__Exercise prompt__:
Transcribe each record exactly. Include every one.

- - -

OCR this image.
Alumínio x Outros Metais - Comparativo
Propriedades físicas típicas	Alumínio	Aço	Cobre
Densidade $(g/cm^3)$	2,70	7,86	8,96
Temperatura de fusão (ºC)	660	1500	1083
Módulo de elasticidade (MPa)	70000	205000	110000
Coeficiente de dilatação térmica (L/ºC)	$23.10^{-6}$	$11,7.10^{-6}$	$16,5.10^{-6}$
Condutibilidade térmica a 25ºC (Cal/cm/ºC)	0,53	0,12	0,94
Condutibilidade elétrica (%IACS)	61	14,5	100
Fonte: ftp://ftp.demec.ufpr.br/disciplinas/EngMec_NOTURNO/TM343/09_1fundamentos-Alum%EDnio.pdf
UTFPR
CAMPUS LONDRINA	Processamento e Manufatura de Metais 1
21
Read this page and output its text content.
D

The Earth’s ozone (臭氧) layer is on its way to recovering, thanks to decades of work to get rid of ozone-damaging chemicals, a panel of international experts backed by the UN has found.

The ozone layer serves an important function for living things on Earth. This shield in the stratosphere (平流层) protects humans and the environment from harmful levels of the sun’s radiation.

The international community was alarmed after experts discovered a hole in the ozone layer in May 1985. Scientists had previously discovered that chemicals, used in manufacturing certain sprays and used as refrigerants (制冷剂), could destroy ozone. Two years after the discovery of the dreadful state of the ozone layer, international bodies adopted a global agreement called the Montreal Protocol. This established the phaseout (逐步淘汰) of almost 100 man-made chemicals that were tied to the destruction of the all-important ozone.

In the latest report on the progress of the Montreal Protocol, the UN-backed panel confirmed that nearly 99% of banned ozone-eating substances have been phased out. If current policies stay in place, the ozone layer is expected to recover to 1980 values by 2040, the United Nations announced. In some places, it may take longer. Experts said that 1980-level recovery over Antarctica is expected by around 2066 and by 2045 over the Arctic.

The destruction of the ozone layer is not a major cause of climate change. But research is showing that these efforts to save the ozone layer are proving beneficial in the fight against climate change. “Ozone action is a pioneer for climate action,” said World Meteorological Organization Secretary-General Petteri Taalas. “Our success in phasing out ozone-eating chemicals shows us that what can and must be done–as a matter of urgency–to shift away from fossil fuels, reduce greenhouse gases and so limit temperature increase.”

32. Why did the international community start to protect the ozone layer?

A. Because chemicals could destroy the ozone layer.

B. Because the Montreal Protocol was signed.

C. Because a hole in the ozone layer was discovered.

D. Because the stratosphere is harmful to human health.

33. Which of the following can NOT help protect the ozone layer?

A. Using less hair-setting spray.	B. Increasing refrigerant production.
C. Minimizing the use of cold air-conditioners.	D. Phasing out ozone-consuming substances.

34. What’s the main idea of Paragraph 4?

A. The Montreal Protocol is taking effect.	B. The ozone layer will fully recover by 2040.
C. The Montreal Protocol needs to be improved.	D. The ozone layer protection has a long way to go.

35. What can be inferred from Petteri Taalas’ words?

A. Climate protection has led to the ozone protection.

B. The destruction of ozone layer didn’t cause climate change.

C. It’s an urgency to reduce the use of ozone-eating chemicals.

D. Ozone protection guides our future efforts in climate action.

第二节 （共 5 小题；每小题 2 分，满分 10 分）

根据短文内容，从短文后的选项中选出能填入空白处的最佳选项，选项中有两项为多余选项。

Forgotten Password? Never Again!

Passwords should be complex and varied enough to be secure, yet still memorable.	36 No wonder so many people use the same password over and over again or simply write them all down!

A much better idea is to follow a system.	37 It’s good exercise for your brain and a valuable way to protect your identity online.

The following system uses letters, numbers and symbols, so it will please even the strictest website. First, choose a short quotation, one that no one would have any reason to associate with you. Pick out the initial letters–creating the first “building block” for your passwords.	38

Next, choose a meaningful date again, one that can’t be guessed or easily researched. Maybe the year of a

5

- - -

__The solution__:
OCR this image.
Alumínio x Outros Metais - Comparativo
Propriedades físicas típicas	Alumínio	Aço	Cobre
Densidade $(g/cm^3)$	2,70	7,86	8,96
Temperatura de fusão (ºC)	660	1500	1083
Módulo de elasticidade (MPa)	70000	205000	110000
Coeficiente de dilatação térmica (L/ºC)	$23.10^{-6}$	$11,7.10^{-6}$	$16,5.10^{-6}$
Condutibilidade térmica a 25ºC (Cal/cm/ºC)	0,53	0,12	0,94
Condutibilidade elétrica (%IACS)	61	14,5	100
Fonte: ftp://ftp.demec.ufpr.br/disciplinas/EngMec_NOTURNO/TM343/09_1fundamentos-Alum%EDnio.pdf
UTFPR
CAMPUS LONDRINA	Processamento e Manufatura de Metais 1
21
Read this page and output its text content.
D

The Earth’s ozone (臭氧) layer is on its way to recovering, thanks to decades of work to get rid of ozone-damaging chemicals, a panel of international experts backed by the UN has found.

The ozone layer serves an important function for living things on Earth. This shield in the stratosphere (平流层) protects humans and the environment from harmful levels of the sun’s radiation.

The international community was alarmed after experts discovered a hole in the ozone layer in May 1985. Scientists had previously discovered that chemicals, used in manufacturing certain sprays and used as refrigerants (制冷剂), could destroy ozone. Two years after the discovery of the dreadful state of the ozone layer, international bodies adopted a global agreement called the Montreal Protocol. This established the phaseout (逐步淘汰) of almost 100 man-made chemicals that were tied to the destruction of the all-important ozone.

In the latest report on the progress of the Montreal Protocol, the UN-backed panel confirmed that nearly 99% of banned ozone-eating substances have been phased out. If current policies stay in place, the ozone layer is expected to recover to 1980 values by 2040, the United Nations announced. In some places, it may take longer. Experts said that 1980-level recovery over Antarctica is expected by around 2066 and by 2045 over the Arctic.

The destruction of the ozone layer is not a major cause of climate change. But research is showing that these efforts to save the ozone layer are proving beneficial in the fight against climate change. “Ozone action is a pioneer for climate action,” said World Meteorological Organization Secretary-General Petteri Taalas. “Our success in phasing out ozone-eating chemicals shows us that what can and must be done–as a matter of urgency–to shift away from fossil fuels, reduce greenhouse gases and so limit temperature increase.”

32. Why did the international community start to protect the ozone layer?

A. Because chemicals could destroy the ozone layer.

B. Because the Montreal Protocol was signed.

C. Because a hole in the ozone layer was discovered.

D. Because the stratosphere is harmful to human health.

33. Which of the following can NOT help protect the ozone layer?

A. Using less hair-setting spray.	B. Increasing refrigerant production.
C. Minimizing the use of cold air-conditioners.	D. Phasing out ozone-consuming substances.

34. What’s the main idea of Paragraph 4?

A. The Montreal Protocol is taking effect.	B. The ozone layer will fully recover by 2040.
C. The Montreal Protocol needs to be improved.	D. The ozone layer protection has a long way to go.

35. What can be inferred from Petteri Taalas’ words?

A. Climate protection has led to the ozone protection.

B. The destruction of ozone layer didn’t cause climate change.

C. It’s an urgency to reduce the use of ozone-eating chemicals.

D. Ozone protection guides our future efforts in climate action.

第二节 （共 5 小题；每小题 2 分，满分 10 分）

根据短文内容，从短文后的选项中选出能填入空白处的最佳选项，选项中有两项为多余选项。

Forgotten Password? Never Again!

Passwords should be complex and varied enough to be secure, yet still memorable.	36 No wonder so many people use the same password over and over again or simply write them all down!

A much better idea is to follow a system.	37 It’s good exercise for your brain and a valuable way to protect your identity online.

The following system uses letters, numbers and symbols, so it will please even the strictest website. First, choose a short quotation, one that no one would have any reason to associate with you. Pick out the initial letters–creating the first “building block” for your passwords.	38

Next, choose a meaningful date again, one that can’t be guessed or easily researched. Maybe the year of a

5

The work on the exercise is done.